■ **Job**:
The entries below contain pictures. Retype everything except those pictures, exactly as given.

═════ Excerpted data

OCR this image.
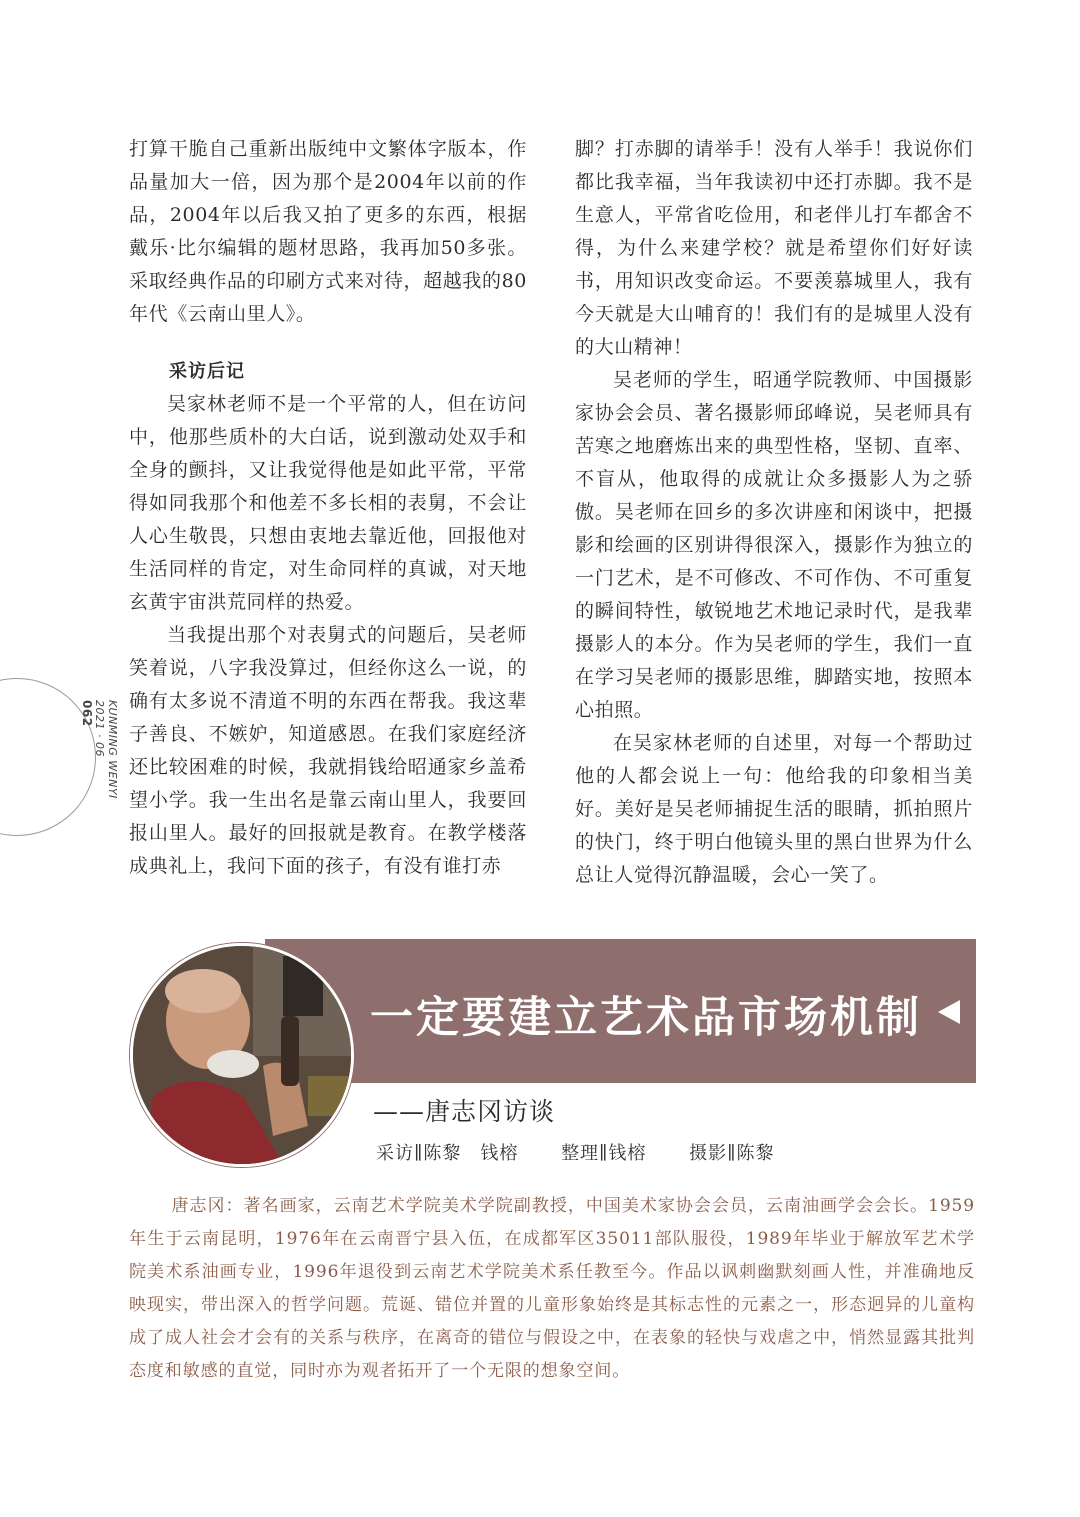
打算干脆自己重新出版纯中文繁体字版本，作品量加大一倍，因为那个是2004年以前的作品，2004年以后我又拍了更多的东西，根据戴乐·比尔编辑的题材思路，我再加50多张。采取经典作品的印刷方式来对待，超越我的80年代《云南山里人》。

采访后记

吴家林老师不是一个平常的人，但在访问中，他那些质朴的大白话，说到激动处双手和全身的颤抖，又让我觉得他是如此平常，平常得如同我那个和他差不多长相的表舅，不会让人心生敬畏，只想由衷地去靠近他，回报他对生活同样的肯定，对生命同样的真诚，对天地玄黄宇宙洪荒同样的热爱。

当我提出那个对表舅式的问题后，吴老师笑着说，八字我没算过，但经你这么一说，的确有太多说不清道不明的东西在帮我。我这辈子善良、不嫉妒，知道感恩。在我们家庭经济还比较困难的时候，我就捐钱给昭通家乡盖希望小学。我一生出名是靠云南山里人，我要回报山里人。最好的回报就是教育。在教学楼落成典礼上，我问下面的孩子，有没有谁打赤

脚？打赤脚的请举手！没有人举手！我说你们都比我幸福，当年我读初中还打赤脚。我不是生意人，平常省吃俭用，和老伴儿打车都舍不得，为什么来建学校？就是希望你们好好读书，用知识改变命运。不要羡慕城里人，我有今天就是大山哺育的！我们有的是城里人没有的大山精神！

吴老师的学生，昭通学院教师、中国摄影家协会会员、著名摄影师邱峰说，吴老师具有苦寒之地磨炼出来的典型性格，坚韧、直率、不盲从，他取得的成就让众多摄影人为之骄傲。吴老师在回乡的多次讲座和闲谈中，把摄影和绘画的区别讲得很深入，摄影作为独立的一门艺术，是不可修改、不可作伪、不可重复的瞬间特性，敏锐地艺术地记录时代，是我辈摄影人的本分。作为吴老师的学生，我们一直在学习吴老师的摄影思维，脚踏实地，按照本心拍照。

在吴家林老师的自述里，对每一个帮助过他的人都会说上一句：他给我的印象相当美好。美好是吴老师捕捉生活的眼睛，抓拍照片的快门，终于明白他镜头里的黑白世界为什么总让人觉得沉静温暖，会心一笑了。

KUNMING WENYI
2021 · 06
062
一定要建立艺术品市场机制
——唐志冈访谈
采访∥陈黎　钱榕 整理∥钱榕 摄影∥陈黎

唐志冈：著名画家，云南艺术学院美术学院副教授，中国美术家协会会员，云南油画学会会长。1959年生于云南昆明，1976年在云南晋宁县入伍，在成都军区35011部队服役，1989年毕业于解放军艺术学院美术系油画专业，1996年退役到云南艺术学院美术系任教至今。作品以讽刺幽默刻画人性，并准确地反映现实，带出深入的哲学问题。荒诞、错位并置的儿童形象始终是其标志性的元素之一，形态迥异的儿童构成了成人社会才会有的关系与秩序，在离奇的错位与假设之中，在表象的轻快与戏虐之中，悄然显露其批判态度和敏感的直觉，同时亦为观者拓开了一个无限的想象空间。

══════════

■ **Solved problem**:
OCR this image.
打算干脆自己重新出版纯中文繁体字版本，作品量加大一倍，因为那个是2004年以前的作品，2004年以后我又拍了更多的东西，根据戴乐·比尔编辑的题材思路，我再加50多张。采取经典作品的印刷方式来对待，超越我的80年代《云南山里人》。

采访后记

吴家林老师不是一个平常的人，但在访问中，他那些质朴的大白话，说到激动处双手和全身的颤抖，又让我觉得他是如此平常，平常得如同我那个和他差不多长相的表舅，不会让人心生敬畏，只想由衷地去靠近他，回报他对生活同样的肯定，对生命同样的真诚，对天地玄黄宇宙洪荒同样的热爱。

当我提出那个对表舅式的问题后，吴老师笑着说，八字我没算过，但经你这么一说，的确有太多说不清道不明的东西在帮我。我这辈子善良、不嫉妒，知道感恩。在我们家庭经济还比较困难的时候，我就捐钱给昭通家乡盖希望小学。我一生出名是靠云南山里人，我要回报山里人。最好的回报就是教育。在教学楼落成典礼上，我问下面的孩子，有没有谁打赤

脚？打赤脚的请举手！没有人举手！我说你们都比我幸福，当年我读初中还打赤脚。我不是生意人，平常省吃俭用，和老伴儿打车都舍不得，为什么来建学校？就是希望你们好好读书，用知识改变命运。不要羡慕城里人，我有今天就是大山哺育的！我们有的是城里人没有的大山精神！

吴老师的学生，昭通学院教师、中国摄影家协会会员、著名摄影师邱峰说，吴老师具有苦寒之地磨炼出来的典型性格，坚韧、直率、不盲从，他取得的成就让众多摄影人为之骄傲。吴老师在回乡的多次讲座和闲谈中，把摄影和绘画的区别讲得很深入，摄影作为独立的一门艺术，是不可修改、不可作伪、不可重复的瞬间特性，敏锐地艺术地记录时代，是我辈摄影人的本分。作为吴老师的学生，我们一直在学习吴老师的摄影思维，脚踏实地，按照本心拍照。

在吴家林老师的自述里，对每一个帮助过他的人都会说上一句：他给我的印象相当美好。美好是吴老师捕捉生活的眼睛，抓拍照片的快门，终于明白他镜头里的黑白世界为什么总让人觉得沉静温暖，会心一笑了。

KUNMING WENYI
2021 · 06
062
一定要建立艺术品市场机制
——唐志冈访谈
采访∥陈黎　钱榕 整理∥钱榕 摄影∥陈黎

唐志冈：著名画家，云南艺术学院美术学院副教授，中国美术家协会会员，云南油画学会会长。1959年生于云南昆明，1976年在云南晋宁县入伍，在成都军区35011部队服役，1989年毕业于解放军艺术学院美术系油画专业，1996年退役到云南艺术学院美术系任教至今。作品以讽刺幽默刻画人性，并准确地反映现实，带出深入的哲学问题。荒诞、错位并置的儿童形象始终是其标志性的元素之一，形态迥异的儿童构成了成人社会才会有的关系与秩序，在离奇的错位与假设之中，在表象的轻快与戏虐之中，悄然显露其批判态度和敏感的直觉，同时亦为观者拓开了一个无限的想象空间。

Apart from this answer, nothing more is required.